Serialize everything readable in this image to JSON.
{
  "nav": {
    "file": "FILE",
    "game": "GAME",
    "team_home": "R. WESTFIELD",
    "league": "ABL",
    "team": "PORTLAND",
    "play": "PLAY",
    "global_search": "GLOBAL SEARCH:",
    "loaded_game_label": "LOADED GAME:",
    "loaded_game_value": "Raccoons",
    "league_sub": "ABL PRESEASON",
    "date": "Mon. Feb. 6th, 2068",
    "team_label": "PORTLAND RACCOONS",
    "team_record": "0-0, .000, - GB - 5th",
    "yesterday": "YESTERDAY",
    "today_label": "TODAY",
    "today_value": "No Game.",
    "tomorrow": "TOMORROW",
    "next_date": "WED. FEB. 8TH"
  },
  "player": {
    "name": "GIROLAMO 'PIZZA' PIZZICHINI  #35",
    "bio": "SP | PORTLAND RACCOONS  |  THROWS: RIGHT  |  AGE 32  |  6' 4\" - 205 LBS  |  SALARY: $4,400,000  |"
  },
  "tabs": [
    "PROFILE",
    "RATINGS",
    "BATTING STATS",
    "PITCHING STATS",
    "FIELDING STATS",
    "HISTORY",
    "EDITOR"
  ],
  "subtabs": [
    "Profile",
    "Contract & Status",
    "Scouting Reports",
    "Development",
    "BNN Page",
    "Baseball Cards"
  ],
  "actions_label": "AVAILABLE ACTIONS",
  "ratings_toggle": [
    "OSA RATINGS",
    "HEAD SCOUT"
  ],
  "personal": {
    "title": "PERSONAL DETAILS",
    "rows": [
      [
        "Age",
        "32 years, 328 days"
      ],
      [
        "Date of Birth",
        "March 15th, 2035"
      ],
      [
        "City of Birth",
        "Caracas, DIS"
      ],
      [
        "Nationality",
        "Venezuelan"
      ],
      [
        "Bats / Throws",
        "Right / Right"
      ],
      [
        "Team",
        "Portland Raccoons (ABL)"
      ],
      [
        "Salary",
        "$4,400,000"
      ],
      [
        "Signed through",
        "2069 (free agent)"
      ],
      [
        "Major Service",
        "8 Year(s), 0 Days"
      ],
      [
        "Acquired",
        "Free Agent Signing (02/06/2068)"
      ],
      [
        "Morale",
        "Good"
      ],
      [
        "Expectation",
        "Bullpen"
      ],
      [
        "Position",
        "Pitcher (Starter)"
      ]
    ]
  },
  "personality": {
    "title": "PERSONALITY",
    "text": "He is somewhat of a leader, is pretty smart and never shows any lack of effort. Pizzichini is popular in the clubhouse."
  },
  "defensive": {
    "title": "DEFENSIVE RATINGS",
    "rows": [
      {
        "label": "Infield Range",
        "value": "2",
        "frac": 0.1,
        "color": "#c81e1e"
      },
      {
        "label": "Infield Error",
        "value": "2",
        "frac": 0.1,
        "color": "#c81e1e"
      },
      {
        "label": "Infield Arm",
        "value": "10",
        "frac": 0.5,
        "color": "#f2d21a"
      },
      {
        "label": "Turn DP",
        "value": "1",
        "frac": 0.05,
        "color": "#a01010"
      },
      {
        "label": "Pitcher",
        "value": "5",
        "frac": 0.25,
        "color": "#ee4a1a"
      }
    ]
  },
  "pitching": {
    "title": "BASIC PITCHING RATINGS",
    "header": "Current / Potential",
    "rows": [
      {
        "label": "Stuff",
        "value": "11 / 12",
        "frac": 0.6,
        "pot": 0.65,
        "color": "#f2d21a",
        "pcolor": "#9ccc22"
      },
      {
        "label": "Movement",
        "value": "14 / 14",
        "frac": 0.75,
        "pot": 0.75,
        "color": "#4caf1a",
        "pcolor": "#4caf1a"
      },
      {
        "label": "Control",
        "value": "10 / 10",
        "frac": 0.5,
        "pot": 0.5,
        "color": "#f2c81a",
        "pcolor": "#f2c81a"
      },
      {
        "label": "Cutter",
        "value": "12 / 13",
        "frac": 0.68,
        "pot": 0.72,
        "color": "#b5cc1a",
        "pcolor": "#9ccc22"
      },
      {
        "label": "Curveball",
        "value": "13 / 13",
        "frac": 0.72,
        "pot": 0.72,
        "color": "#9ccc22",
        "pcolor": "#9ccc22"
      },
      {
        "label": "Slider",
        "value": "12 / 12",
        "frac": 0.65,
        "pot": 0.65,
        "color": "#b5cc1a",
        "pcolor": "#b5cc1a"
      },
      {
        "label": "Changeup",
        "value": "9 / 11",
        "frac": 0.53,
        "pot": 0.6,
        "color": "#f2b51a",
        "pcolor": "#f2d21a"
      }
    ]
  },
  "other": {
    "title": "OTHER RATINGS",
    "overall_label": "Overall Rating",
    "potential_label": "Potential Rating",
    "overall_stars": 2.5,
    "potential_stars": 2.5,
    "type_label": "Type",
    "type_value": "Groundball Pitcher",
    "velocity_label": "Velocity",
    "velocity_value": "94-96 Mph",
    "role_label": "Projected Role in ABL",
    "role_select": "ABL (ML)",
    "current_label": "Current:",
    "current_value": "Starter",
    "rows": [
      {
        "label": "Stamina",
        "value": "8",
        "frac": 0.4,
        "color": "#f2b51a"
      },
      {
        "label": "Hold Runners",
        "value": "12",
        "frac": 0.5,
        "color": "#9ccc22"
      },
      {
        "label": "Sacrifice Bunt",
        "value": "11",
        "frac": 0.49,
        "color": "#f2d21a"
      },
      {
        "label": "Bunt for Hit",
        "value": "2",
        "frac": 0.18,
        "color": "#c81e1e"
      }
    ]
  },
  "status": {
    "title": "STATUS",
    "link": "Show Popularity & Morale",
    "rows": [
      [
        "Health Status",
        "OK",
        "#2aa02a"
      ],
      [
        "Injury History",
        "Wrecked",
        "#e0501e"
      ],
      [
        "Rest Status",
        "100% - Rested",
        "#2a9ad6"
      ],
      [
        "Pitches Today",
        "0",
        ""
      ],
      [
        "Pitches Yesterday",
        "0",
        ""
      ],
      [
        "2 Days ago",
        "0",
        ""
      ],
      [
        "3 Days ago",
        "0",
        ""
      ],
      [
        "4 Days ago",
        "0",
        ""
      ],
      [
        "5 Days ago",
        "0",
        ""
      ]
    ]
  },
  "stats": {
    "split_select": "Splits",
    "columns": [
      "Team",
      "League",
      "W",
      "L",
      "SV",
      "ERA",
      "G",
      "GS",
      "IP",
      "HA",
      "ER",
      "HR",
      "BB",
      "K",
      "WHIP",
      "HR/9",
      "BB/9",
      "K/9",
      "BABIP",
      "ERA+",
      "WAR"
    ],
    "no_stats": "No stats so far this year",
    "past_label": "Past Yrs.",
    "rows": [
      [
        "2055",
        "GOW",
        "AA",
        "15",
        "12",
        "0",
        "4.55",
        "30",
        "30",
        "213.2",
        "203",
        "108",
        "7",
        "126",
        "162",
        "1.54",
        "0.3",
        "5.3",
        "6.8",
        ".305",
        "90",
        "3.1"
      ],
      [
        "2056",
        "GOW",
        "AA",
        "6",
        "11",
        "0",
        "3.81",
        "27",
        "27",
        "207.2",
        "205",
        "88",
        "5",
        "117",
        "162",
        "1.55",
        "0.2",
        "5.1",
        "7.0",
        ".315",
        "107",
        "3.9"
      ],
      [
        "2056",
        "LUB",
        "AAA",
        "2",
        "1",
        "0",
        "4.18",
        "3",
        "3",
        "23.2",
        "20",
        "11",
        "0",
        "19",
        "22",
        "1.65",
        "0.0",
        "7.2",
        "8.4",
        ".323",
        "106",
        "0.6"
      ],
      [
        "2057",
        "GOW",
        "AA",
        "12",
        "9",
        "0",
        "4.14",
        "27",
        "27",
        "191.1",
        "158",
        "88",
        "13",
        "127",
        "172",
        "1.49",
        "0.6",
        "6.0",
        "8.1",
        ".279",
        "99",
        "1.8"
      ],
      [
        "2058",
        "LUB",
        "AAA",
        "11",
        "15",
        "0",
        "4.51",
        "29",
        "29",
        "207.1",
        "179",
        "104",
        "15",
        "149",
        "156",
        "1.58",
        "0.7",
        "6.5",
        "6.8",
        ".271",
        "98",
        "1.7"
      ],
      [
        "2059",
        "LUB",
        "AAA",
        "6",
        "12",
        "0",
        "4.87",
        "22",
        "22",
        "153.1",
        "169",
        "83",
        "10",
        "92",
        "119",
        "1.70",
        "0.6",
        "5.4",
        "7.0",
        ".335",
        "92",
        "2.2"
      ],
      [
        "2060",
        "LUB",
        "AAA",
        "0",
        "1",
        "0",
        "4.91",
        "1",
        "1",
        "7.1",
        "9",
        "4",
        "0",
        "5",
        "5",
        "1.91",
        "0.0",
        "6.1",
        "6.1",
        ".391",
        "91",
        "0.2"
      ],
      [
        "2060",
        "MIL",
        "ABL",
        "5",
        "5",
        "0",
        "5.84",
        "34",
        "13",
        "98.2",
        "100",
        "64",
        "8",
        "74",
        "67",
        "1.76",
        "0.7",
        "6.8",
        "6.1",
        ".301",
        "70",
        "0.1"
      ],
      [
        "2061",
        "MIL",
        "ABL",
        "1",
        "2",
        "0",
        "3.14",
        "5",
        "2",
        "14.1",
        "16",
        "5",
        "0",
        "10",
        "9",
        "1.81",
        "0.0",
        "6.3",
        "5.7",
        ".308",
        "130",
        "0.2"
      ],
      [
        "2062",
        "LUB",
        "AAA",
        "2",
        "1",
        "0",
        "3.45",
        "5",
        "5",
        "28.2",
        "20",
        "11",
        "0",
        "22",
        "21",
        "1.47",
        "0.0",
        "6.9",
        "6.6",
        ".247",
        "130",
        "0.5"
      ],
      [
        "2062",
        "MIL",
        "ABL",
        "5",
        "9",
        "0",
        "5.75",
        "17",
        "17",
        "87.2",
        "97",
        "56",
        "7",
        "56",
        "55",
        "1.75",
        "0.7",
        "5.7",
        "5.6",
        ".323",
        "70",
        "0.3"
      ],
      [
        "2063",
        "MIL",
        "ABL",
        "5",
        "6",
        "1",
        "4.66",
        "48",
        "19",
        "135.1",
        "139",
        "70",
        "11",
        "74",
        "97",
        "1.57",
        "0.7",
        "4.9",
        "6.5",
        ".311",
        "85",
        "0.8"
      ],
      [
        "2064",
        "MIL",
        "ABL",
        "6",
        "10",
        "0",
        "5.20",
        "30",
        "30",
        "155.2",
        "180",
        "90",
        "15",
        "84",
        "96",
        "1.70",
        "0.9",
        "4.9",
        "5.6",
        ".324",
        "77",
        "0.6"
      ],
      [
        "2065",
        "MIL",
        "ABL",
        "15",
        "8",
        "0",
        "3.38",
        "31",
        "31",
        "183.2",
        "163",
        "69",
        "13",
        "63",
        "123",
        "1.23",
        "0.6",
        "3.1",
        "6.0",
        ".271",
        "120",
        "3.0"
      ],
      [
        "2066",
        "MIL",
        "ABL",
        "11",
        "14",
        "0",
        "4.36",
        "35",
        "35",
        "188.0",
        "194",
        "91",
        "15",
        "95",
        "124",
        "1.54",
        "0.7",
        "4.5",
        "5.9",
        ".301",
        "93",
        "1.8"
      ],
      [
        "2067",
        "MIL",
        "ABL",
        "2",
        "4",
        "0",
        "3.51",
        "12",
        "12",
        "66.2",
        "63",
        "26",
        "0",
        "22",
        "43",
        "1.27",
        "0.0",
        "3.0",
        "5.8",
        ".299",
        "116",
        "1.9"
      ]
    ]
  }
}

+ + + + + + +

◆ WHAT THE TASK REQUIRES: In the entries above, find every line holding the word "this" and copy it out.

◆ RIGHT ANSWER:
Serialize everything readable in this image to JSON.
    "no_stats": "No stats so far this year",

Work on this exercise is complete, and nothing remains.